■ Task: Reproduce the material from its start through the line containing "30, 335, 38]", substituting "bar" for each occurrence of "candle" and changing nothing else.

■ Records for processing:

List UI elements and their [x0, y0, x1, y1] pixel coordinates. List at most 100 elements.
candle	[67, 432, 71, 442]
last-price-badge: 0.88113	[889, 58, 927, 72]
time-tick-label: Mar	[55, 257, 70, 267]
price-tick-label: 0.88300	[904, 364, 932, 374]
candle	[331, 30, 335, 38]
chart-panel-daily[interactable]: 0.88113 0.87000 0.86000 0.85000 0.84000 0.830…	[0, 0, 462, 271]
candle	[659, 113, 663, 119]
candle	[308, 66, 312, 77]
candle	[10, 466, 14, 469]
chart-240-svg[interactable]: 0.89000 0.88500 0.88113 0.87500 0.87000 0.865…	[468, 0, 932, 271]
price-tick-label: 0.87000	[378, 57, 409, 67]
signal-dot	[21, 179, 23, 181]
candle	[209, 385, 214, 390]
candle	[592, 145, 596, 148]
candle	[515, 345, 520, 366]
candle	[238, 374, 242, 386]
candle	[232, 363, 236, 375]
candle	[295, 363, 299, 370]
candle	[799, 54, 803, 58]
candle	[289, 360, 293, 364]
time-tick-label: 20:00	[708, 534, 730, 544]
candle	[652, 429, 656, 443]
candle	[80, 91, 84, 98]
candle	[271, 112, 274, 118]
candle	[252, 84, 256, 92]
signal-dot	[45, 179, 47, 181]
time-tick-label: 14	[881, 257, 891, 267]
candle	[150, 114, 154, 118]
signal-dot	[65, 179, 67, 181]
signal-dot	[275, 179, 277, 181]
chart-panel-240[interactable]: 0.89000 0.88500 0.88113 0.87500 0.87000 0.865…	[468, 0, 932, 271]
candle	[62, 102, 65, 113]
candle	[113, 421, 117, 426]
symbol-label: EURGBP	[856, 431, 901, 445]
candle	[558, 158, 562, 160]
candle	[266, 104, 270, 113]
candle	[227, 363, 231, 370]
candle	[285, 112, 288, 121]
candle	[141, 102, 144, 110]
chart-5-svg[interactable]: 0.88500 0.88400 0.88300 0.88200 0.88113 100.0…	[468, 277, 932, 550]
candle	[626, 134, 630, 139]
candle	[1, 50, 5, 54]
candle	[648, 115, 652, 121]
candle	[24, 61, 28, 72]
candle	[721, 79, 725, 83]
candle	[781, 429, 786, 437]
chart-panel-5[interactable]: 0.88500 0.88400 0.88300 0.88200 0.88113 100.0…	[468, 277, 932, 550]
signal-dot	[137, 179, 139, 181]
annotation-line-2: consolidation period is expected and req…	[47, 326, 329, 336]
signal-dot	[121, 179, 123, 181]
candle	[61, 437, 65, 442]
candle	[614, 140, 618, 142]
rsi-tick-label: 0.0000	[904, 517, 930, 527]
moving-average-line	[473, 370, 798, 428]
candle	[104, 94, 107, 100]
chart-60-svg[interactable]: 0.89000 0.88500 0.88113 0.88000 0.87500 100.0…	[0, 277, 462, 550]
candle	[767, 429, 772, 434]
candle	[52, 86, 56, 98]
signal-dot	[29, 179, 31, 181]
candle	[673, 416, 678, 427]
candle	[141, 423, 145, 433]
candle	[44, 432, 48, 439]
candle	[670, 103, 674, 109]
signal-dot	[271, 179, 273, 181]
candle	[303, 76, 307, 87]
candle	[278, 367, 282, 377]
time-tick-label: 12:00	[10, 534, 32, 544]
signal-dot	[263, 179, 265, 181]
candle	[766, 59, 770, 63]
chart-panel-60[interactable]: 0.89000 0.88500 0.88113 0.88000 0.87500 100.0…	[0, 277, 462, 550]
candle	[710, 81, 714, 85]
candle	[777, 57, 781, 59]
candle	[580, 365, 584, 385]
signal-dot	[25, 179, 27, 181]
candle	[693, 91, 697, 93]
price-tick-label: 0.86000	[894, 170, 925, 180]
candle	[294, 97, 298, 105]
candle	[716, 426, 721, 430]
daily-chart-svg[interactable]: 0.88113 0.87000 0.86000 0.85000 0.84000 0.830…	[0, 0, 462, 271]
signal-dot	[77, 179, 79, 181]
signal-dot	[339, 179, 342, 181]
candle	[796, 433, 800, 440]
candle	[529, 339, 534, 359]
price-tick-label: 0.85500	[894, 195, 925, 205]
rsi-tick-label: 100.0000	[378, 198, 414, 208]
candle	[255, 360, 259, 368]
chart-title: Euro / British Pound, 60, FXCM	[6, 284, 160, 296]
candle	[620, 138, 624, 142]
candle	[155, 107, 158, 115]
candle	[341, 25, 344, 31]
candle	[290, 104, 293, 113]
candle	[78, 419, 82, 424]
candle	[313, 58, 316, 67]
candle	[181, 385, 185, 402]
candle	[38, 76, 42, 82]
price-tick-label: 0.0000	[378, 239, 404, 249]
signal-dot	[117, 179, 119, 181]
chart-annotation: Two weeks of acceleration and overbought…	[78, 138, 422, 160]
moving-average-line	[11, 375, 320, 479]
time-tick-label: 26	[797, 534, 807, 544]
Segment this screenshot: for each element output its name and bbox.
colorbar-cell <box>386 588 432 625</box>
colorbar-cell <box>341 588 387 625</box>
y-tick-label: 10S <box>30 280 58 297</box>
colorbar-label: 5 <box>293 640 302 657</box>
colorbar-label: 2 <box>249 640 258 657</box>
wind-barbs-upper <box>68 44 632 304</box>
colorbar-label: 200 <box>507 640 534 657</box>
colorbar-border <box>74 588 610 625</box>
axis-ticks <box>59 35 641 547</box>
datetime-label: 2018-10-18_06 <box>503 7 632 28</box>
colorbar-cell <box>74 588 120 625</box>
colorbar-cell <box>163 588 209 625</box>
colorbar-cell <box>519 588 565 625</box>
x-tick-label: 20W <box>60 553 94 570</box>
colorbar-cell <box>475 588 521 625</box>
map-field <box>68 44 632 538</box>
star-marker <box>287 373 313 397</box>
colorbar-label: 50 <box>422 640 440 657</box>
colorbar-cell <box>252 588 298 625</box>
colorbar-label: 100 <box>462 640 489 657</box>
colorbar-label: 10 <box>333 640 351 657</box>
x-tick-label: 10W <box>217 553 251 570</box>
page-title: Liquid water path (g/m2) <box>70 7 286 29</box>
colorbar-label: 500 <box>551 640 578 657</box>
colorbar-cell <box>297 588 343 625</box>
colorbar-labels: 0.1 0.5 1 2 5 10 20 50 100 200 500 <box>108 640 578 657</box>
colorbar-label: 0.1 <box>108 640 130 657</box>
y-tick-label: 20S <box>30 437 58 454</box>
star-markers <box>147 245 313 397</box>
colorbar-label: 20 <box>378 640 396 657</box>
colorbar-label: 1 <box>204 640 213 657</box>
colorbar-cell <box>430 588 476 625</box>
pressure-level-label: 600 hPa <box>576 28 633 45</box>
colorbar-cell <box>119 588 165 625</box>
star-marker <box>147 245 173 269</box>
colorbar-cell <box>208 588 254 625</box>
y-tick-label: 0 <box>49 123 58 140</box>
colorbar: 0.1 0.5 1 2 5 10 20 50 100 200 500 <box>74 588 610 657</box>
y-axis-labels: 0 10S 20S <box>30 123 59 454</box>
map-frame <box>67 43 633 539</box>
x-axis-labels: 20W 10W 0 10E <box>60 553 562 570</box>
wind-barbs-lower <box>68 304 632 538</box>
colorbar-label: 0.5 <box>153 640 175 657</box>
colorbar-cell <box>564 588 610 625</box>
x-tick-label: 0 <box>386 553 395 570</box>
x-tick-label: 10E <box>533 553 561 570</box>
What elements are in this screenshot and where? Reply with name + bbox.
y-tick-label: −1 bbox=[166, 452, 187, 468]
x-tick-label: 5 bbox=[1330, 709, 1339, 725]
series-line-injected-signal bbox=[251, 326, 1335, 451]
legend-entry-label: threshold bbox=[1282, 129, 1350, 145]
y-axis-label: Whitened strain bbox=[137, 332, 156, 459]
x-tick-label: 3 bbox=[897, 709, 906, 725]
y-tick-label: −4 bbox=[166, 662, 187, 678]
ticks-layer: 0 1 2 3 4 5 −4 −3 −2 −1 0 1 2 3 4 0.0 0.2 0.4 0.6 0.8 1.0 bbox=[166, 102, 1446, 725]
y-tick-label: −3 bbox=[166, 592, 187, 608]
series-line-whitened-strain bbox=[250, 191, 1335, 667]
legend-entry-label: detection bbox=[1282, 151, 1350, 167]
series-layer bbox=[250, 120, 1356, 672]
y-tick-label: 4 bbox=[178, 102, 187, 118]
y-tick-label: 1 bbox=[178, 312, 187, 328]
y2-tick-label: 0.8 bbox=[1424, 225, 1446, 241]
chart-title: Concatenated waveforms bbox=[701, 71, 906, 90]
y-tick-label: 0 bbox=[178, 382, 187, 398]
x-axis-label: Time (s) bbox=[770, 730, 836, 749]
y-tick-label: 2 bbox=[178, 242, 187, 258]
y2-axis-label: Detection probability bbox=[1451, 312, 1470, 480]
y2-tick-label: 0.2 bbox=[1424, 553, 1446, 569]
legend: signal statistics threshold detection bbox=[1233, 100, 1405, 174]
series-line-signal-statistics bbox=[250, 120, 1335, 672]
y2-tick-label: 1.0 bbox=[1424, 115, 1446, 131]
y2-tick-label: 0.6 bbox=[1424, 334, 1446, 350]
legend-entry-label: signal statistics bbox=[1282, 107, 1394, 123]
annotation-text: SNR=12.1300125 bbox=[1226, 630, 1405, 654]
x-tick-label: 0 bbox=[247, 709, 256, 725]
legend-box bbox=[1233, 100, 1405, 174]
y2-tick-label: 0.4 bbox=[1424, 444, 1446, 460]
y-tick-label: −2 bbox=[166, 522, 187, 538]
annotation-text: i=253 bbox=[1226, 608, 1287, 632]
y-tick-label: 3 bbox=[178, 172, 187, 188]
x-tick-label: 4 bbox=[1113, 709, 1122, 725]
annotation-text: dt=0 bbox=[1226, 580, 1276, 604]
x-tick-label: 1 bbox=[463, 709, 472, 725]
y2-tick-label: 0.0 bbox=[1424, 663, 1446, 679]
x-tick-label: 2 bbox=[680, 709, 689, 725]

■ Task solution:
List UI elements and their [x0, y0, x1, y1] pixel coordinates. List at most 100 elements.
bar	[67, 432, 71, 442]
last-price-badge: 0.88113	[889, 58, 927, 72]
time-tick-label: Mar	[55, 257, 70, 267]
price-tick-label: 0.88300	[904, 364, 932, 374]
bar	[331, 30, 335, 38]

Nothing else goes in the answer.